> **CHALLENGE**
Look through the data below and work out how many lines contain the string "changes". Give the number alone.

> **DATA PROVIDED**

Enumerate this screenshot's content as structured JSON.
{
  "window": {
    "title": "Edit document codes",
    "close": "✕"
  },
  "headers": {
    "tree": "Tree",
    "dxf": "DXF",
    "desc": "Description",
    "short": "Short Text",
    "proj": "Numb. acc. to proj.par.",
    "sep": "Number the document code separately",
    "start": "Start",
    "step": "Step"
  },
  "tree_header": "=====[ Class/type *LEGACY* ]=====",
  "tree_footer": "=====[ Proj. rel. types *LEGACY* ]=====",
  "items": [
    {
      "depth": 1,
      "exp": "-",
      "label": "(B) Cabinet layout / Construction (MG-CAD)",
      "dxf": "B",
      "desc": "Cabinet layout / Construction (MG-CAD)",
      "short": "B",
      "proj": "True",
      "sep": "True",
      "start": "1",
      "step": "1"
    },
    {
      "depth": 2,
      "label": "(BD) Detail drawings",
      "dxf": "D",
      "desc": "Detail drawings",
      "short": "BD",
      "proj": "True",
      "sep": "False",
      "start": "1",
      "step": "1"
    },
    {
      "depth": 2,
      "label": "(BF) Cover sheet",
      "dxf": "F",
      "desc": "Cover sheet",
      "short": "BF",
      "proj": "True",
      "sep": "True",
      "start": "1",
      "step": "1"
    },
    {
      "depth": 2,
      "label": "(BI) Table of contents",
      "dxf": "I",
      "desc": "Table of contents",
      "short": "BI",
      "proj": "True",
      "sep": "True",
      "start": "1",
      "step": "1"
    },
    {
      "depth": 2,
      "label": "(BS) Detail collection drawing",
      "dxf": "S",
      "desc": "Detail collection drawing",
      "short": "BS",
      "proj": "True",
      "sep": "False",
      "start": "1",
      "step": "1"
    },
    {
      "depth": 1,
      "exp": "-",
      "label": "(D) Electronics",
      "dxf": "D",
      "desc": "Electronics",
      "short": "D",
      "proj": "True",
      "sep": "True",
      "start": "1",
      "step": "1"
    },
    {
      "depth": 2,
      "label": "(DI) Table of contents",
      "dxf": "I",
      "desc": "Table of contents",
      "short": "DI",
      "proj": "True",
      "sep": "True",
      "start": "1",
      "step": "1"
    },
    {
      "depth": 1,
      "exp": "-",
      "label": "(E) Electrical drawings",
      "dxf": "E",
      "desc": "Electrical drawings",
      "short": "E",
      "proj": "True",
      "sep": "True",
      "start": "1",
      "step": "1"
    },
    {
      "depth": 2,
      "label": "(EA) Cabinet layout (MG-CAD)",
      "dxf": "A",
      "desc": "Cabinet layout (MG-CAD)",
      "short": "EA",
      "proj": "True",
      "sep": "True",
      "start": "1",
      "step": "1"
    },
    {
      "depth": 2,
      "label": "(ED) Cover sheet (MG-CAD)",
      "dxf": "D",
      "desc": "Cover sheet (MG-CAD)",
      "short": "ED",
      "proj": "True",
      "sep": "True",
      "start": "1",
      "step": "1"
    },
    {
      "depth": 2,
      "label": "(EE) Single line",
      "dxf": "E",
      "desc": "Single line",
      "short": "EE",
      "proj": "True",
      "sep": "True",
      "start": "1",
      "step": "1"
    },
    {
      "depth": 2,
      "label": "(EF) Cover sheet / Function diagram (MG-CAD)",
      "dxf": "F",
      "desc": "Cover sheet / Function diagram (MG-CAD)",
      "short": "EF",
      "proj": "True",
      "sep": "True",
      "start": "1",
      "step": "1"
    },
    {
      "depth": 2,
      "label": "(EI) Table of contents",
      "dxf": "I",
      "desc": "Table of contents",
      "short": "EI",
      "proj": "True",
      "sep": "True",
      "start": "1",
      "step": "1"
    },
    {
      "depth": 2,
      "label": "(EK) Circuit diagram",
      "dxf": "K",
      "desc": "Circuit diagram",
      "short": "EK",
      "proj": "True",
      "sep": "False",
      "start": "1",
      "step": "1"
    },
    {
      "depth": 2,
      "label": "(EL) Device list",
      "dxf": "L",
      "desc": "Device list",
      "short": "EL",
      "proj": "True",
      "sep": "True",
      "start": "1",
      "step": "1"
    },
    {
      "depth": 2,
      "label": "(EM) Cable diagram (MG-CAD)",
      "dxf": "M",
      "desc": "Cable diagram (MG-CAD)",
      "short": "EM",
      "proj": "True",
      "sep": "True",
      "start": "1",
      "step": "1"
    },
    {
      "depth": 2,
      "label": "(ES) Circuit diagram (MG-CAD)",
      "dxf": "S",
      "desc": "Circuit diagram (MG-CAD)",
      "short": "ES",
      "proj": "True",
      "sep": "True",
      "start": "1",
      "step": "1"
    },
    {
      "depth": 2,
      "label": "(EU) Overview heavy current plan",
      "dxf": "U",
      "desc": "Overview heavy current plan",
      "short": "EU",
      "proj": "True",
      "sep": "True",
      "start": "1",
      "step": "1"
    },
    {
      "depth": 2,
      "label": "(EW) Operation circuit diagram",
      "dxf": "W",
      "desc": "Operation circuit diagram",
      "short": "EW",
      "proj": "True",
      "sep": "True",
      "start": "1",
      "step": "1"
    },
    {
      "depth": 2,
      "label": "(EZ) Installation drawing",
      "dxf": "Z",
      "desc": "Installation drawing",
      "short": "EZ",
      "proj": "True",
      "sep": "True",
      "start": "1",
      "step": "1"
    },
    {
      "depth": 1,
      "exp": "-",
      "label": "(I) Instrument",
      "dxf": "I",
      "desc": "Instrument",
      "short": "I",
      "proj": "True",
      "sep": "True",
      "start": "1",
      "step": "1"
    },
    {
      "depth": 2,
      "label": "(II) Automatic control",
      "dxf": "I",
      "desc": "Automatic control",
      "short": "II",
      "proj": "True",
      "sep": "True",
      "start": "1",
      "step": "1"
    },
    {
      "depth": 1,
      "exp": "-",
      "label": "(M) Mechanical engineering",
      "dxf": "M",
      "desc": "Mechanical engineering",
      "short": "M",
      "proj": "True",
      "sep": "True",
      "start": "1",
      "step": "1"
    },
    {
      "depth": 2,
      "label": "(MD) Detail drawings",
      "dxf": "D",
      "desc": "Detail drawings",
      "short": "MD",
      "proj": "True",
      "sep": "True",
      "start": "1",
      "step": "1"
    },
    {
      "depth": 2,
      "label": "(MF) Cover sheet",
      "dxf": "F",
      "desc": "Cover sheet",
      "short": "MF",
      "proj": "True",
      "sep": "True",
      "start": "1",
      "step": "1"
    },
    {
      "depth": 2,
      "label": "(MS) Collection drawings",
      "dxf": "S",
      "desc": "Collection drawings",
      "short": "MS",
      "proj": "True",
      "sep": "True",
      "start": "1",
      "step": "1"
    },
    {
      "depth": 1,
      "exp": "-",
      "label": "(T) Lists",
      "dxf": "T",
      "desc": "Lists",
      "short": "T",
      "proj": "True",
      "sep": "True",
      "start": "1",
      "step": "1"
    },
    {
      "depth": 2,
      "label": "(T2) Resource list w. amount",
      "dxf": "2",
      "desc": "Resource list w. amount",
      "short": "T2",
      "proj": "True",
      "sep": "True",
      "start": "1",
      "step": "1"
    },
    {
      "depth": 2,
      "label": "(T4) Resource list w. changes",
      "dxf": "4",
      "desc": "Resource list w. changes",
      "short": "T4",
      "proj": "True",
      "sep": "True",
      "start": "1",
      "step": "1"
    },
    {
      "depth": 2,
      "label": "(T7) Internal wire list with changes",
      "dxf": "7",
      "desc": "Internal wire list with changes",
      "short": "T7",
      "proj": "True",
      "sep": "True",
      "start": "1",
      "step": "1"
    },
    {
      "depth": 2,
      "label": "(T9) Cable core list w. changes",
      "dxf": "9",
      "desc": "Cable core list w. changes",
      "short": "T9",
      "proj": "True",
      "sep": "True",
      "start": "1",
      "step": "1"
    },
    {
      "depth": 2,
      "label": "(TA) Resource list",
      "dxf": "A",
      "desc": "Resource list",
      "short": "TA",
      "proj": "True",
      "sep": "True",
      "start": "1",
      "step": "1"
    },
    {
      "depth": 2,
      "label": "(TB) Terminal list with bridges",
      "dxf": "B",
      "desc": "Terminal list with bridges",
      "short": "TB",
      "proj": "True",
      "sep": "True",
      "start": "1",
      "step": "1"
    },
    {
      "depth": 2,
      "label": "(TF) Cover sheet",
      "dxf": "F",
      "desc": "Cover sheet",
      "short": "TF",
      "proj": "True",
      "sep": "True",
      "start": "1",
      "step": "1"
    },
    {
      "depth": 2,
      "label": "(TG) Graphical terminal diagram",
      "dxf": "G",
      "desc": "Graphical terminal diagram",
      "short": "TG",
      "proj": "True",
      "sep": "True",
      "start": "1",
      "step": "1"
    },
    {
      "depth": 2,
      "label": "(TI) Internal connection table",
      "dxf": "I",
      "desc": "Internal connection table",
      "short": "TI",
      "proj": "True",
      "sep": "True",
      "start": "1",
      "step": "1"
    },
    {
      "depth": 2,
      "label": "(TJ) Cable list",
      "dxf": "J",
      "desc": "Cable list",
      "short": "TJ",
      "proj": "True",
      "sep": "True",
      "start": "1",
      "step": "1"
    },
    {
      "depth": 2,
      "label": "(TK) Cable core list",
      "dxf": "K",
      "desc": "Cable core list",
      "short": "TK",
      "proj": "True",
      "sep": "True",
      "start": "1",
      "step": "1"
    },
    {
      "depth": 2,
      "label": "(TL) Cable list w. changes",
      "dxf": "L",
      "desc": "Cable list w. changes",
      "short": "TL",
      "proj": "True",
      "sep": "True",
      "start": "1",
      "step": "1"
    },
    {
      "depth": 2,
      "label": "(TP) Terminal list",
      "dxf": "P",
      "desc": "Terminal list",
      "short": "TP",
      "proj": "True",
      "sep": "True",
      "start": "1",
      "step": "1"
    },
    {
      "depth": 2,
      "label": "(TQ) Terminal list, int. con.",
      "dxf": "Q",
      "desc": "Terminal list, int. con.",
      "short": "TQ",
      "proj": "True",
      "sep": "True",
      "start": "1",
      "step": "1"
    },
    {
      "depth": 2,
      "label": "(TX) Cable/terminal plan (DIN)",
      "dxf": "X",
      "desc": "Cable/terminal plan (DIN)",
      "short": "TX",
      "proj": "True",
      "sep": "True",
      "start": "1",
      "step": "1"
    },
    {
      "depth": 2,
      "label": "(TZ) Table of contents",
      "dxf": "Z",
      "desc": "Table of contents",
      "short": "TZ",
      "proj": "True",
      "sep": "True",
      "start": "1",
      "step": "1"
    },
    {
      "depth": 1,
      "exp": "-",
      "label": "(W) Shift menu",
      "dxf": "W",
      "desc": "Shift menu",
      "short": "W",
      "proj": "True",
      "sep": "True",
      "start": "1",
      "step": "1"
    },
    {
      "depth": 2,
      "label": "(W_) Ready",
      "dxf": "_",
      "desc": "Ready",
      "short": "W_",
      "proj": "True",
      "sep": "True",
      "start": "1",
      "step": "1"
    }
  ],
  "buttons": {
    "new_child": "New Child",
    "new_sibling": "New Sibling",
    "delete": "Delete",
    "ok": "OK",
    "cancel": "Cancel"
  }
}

> **EXERCISE SOLUTION**
8